What you have to do: Go through the listing and write out all of it exactly.

Data entries

········

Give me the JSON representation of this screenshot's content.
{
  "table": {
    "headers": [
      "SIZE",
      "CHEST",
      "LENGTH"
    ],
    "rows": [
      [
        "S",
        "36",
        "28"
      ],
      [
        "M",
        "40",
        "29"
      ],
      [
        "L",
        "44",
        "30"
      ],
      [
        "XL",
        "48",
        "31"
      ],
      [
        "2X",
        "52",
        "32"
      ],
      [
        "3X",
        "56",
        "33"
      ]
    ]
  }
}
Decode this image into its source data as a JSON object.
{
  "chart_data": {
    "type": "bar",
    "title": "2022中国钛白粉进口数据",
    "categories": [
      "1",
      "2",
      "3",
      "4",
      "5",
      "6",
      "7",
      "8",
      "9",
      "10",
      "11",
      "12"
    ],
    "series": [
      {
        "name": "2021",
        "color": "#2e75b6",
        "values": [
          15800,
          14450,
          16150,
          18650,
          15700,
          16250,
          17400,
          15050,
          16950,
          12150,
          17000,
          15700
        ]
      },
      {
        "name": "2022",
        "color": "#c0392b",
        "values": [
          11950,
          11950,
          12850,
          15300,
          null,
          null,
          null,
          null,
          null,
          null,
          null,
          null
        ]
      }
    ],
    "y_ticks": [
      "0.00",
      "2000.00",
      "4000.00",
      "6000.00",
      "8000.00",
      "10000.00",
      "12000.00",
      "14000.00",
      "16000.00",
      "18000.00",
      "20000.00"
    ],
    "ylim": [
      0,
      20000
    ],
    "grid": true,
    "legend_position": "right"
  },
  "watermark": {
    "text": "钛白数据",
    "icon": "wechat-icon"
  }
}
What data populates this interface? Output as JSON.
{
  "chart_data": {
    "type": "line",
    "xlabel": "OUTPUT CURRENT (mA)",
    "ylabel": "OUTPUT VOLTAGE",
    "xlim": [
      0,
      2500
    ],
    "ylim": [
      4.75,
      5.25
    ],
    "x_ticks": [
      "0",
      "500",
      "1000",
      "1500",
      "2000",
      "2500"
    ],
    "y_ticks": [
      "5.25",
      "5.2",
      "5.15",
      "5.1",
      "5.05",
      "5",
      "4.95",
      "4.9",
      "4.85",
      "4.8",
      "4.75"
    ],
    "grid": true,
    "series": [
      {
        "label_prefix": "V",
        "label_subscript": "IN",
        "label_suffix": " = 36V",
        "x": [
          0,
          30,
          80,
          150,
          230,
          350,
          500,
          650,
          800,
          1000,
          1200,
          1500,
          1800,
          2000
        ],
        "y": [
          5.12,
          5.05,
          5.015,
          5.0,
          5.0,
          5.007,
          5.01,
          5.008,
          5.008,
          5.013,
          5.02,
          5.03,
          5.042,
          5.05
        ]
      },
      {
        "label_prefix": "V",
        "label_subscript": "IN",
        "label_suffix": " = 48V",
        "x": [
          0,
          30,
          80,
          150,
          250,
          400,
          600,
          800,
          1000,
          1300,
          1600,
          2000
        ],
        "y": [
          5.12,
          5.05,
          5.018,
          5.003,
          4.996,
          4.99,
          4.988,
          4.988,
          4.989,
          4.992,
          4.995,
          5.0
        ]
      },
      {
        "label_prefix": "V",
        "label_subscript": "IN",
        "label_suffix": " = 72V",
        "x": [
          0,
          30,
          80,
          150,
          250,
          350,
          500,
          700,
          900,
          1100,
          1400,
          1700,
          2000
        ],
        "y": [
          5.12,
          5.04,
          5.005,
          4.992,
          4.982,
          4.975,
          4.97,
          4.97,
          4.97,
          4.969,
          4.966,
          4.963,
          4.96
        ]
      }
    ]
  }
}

········

Solution below:
Give me the JSON representation of this screenshot's content.
{
  "table": {
    "headers": [
      "SIZE",
      "CHEST",
      "LENGTH"
    ],
    "rows": [
      [
        "S",
        "36",
        "28"
      ],
      [
        "M",
        "40",
        "29"
      ],
      [
        "L",
        "44",
        "30"
      ],
      [
        "XL",
        "48",
        "31"
      ],
      [
        "2X",
        "52",
        "32"
      ],
      [
        "3X",
        "56",
        "33"
      ]
    ]
  }
}
Decode this image into its source data as a JSON object.
{
  "chart_data": {
    "type": "bar",
    "title": "2022中国钛白粉进口数据",
    "categories": [
      "1",
      "2",
      "3",
      "4",
      "5",
      "6",
      "7",
      "8",
      "9",
      "10",
      "11",
      "12"
    ],
    "series": [
      {
        "name": "2021",
        "color": "#2e75b6",
        "values": [
          15800,
          14450,
          16150,
          18650,
          15700,
          16250,
          17400,
          15050,
          16950,
          12150,
          17000,
          15700
        ]
      },
      {
        "name": "2022",
        "color": "#c0392b",
        "values": [
          11950,
          11950,
          12850,
          15300,
          null,
          null,
          null,
          null,
          null,
          null,
          null,
          null
        ]
      }
    ],
    "y_ticks": [
      "0.00",
      "2000.00",
      "4000.00",
      "6000.00",
      "8000.00",
      "10000.00",
      "12000.00",
      "14000.00",
      "16000.00",
      "18000.00",
      "20000.00"
    ],
    "ylim": [
      0,
      20000
    ],
    "grid": true,
    "legend_position": "right"
  },
  "watermark": {
    "text": "钛白数据",
    "icon": "wechat-icon"
  }
}
What data populates this interface? Output as JSON.
{
  "chart_data": {
    "type": "line",
    "xlabel": "OUTPUT CURRENT (mA)",
    "ylabel": "OUTPUT VOLTAGE",
    "xlim": [
      0,
      2500
    ],
    "ylim": [
      4.75,
      5.25
    ],
    "x_ticks": [
      "0",
      "500",
      "1000",
      "1500",
      "2000",
      "2500"
    ],
    "y_ticks": [
      "5.25",
      "5.2",
      "5.15",
      "5.1",
      "5.05",
      "5",
      "4.95",
      "4.9",
      "4.85",
      "4.8",
      "4.75"
    ],
    "grid": true,
    "series": [
      {
        "label_prefix": "V",
        "label_subscript": "IN",
        "label_suffix": " = 36V",
        "x": [
          0,
          30,
          80,
          150,
          230,
          350,
          500,
          650,
          800,
          1000,
          1200,
          1500,
          1800,
          2000
        ],
        "y": [
          5.12,
          5.05,
          5.015,
          5.0,
          5.0,
          5.007,
          5.01,
          5.008,
          5.008,
          5.013,
          5.02,
          5.03,
          5.042,
          5.05
        ]
      },
      {
        "label_prefix": "V",
        "label_subscript": "IN",
        "label_suffix": " = 48V",
        "x": [
          0,
          30,
          80,
          150,
          250,
          400,
          600,
          800,
          1000,
          1300,
          1600,
          2000
        ],
        "y": [
          5.12,
          5.05,
          5.018,
          5.003,
          4.996,
          4.99,
          4.988,
          4.988,
          4.989,
          4.992,
          4.995,
          5.0
        ]
      },
      {
        "label_prefix": "V",
        "label_subscript": "IN",
        "label_suffix": " = 72V",
        "x": [
          0,
          30,
          80,
          150,
          250,
          350,
          500,
          700,
          900,
          1100,
          1400,
          1700,
          2000
        ],
        "y": [
          5.12,
          5.04,
          5.005,
          4.992,
          4.982,
          4.975,
          4.97,
          4.97,
          4.97,
          4.969,
          4.966,
          4.963,
          4.96
        ]
      }
    ]
  }
}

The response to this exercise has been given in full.